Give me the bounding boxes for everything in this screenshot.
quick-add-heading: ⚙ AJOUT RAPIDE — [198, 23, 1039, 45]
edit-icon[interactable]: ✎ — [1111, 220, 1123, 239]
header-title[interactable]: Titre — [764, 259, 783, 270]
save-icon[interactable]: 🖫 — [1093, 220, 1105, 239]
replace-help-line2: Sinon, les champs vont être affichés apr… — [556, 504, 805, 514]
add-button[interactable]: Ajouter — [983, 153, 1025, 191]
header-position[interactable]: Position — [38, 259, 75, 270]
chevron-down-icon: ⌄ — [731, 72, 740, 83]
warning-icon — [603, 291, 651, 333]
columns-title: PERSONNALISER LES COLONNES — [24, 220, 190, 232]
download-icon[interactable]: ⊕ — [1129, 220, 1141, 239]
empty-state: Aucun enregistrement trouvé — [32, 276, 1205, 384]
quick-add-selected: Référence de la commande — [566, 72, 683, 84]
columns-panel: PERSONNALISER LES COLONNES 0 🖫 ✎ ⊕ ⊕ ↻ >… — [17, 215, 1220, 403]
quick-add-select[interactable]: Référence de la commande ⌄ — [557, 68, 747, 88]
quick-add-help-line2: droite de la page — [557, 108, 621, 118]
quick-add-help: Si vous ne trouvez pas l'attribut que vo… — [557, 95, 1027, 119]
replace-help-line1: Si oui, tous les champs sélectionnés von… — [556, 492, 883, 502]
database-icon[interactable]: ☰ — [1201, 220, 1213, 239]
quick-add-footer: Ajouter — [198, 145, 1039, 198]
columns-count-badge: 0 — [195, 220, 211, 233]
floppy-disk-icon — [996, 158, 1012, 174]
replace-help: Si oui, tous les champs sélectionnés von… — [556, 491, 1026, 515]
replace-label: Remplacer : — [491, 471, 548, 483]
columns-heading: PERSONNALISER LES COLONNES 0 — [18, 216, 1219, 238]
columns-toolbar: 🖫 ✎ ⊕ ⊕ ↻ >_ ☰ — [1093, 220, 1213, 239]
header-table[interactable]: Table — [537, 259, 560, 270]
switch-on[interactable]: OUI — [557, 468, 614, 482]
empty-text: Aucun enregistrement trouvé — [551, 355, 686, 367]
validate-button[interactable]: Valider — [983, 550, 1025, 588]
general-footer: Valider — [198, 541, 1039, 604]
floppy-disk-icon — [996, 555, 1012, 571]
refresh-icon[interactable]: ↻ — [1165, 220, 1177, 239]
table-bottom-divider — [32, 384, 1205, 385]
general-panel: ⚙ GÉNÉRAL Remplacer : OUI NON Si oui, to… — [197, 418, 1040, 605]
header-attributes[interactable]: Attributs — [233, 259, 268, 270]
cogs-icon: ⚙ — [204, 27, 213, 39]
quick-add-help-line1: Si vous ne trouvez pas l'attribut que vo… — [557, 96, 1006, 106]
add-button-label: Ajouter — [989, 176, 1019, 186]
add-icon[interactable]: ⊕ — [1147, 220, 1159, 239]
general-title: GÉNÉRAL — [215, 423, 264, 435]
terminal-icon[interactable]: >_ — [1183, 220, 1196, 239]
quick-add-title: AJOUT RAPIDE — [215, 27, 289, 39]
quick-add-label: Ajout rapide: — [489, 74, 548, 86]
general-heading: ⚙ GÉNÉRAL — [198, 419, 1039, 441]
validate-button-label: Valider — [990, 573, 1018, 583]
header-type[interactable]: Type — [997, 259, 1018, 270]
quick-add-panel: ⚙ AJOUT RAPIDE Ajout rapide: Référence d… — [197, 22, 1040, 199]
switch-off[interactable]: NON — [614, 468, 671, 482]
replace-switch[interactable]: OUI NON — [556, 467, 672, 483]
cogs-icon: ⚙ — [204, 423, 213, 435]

◇ ◇ ◇ ◇ ◇ ◇ ◇

Print each line of the entry above verbatim, keeping the original order.

--- Exercise solution ---
Give me the bounding boxes for everything in this screenshot.
quick-add-heading: ⚙ AJOUT RAPIDE — [198, 23, 1039, 45]
edit-icon[interactable]: ✎ — [1111, 220, 1123, 239]
header-title[interactable]: Titre — [764, 259, 783, 270]
save-icon[interactable]: 🖫 — [1093, 220, 1105, 239]
replace-help-line2: Sinon, les champs vont être affichés apr… — [556, 504, 805, 514]
add-button[interactable]: Ajouter — [983, 153, 1025, 191]
header-position[interactable]: Position — [38, 259, 75, 270]
chevron-down-icon: ⌄ — [731, 72, 740, 83]
warning-icon — [603, 291, 651, 333]
columns-title: PERSONNALISER LES COLONNES — [24, 220, 190, 232]
download-icon[interactable]: ⊕ — [1129, 220, 1141, 239]
empty-state: Aucun enregistrement trouvé — [32, 276, 1205, 384]
quick-add-selected: Référence de la commande — [566, 72, 683, 84]
columns-panel: PERSONNALISER LES COLONNES 0 🖫 ✎ ⊕ ⊕ ↻ >… — [17, 215, 1220, 403]
quick-add-select[interactable]: Référence de la commande ⌄ — [557, 68, 747, 88]
quick-add-help-line2: droite de la page — [557, 108, 621, 118]
quick-add-help: Si vous ne trouvez pas l'attribut que vo… — [557, 95, 1027, 119]
replace-help-line1: Si oui, tous les champs sélectionnés von… — [556, 492, 883, 502]
database-icon[interactable]: ☰ — [1201, 220, 1213, 239]
quick-add-footer: Ajouter — [198, 145, 1039, 198]
columns-count-badge: 0 — [195, 220, 211, 233]
floppy-disk-icon — [996, 158, 1012, 174]
replace-help: Si oui, tous les champs sélectionnés von… — [556, 491, 1026, 515]
replace-label: Remplacer : — [491, 471, 548, 483]
columns-heading: PERSONNALISER LES COLONNES 0 — [18, 216, 1219, 238]
columns-toolbar: 🖫 ✎ ⊕ ⊕ ↻ >_ ☰ — [1093, 220, 1213, 239]
header-table[interactable]: Table — [537, 259, 560, 270]
switch-on[interactable]: OUI — [557, 468, 614, 482]
empty-text: Aucun enregistrement trouvé — [551, 355, 686, 367]
validate-button[interactable]: Valider — [983, 550, 1025, 588]
general-footer: Valider — [198, 541, 1039, 604]
floppy-disk-icon — [996, 555, 1012, 571]
refresh-icon[interactable]: ↻ — [1165, 220, 1177, 239]
table-bottom-divider — [32, 384, 1205, 385]
general-panel: ⚙ GÉNÉRAL Remplacer : OUI NON Si oui, to… — [197, 418, 1040, 605]
header-attributes[interactable]: Attributs — [233, 259, 268, 270]
cogs-icon: ⚙ — [204, 27, 213, 39]
quick-add-help-line1: Si vous ne trouvez pas l'attribut que vo… — [557, 96, 1006, 106]
add-button-label: Ajouter — [989, 176, 1019, 186]
add-icon[interactable]: ⊕ — [1147, 220, 1159, 239]
general-title: GÉNÉRAL — [215, 423, 264, 435]
terminal-icon[interactable]: >_ — [1183, 220, 1196, 239]
quick-add-title: AJOUT RAPIDE — [215, 27, 289, 39]
quick-add-label: Ajout rapide: — [489, 74, 548, 86]
general-heading: ⚙ GÉNÉRAL — [198, 419, 1039, 441]
validate-button-label: Valider — [990, 573, 1018, 583]
header-type[interactable]: Type — [997, 259, 1018, 270]
quick-add-panel: ⚙ AJOUT RAPIDE Ajout rapide: Référence d… — [197, 22, 1040, 199]
switch-off[interactable]: NON — [614, 468, 671, 482]
replace-switch[interactable]: OUI NON — [556, 467, 672, 483]
cogs-icon: ⚙ — [204, 423, 213, 435]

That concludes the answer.